Extracted data entries:
┄┄┄┄┄┄┄┄┄┄

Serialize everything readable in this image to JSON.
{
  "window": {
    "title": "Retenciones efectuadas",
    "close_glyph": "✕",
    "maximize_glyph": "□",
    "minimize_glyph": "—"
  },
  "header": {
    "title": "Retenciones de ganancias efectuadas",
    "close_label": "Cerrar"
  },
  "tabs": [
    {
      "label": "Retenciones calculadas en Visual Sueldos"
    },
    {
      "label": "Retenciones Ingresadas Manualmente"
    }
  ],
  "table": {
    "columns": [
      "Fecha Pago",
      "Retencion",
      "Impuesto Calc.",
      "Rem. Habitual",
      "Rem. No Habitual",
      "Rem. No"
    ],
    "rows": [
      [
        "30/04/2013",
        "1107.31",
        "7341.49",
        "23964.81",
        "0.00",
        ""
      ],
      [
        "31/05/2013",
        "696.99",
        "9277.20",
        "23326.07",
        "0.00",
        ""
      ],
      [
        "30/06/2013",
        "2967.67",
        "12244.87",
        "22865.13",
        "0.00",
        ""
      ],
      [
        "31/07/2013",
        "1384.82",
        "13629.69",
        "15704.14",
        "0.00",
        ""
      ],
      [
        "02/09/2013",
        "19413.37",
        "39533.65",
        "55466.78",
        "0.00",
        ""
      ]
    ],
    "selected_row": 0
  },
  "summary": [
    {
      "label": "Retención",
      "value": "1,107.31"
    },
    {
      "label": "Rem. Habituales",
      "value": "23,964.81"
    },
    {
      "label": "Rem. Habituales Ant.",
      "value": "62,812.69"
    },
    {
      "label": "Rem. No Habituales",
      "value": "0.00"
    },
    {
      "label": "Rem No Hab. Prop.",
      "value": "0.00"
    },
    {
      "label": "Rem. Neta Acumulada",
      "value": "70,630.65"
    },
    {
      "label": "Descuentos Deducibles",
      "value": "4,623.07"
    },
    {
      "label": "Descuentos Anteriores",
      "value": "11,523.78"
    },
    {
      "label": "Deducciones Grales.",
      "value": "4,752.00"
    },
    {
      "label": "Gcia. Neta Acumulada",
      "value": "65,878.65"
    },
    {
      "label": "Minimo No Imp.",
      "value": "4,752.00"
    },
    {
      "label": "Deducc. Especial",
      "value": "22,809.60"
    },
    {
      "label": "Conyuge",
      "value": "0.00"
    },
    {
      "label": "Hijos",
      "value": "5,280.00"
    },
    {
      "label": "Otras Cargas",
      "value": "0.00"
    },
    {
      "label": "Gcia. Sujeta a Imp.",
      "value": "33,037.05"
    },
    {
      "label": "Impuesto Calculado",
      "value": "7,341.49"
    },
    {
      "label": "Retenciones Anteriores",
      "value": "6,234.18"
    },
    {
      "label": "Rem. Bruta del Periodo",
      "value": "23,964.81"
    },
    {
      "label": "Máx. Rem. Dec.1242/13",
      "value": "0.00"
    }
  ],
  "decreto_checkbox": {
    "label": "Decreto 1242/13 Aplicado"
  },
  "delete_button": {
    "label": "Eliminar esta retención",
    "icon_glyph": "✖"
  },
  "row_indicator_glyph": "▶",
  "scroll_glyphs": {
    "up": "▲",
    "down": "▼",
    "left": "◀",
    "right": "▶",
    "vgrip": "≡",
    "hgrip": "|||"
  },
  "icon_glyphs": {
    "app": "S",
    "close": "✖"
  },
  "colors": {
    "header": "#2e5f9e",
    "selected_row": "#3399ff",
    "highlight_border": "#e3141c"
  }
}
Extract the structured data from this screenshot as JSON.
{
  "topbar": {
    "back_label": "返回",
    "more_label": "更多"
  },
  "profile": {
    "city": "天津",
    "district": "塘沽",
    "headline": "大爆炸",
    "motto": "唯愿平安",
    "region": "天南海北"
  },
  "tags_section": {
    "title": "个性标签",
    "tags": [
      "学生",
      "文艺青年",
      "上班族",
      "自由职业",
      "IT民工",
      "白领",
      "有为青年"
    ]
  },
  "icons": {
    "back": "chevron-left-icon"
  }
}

┄┄┄┄┄┄┄┄┄┄

* What the exercise asks: Begin with the line that contains "Extract the structured" and end with the last line of the records; set down every line in that span exactly, and nothing else.

* Written answer:
Extract the structured data from this screenshot as JSON.
{
  "topbar": {
    "back_label": "返回",
    "more_label": "更多"
  },
  "profile": {
    "city": "天津",
    "district": "塘沽",
    "headline": "大爆炸",
    "motto": "唯愿平安",
    "region": "天南海北"
  },
  "tags_section": {
    "title": "个性标签",
    "tags": [
      "学生",
      "文艺青年",
      "上班族",
      "自由职业",
      "IT民工",
      "白领",
      "有为青年"
    ]
  },
  "icons": {
    "back": "chevron-left-icon"
  }
}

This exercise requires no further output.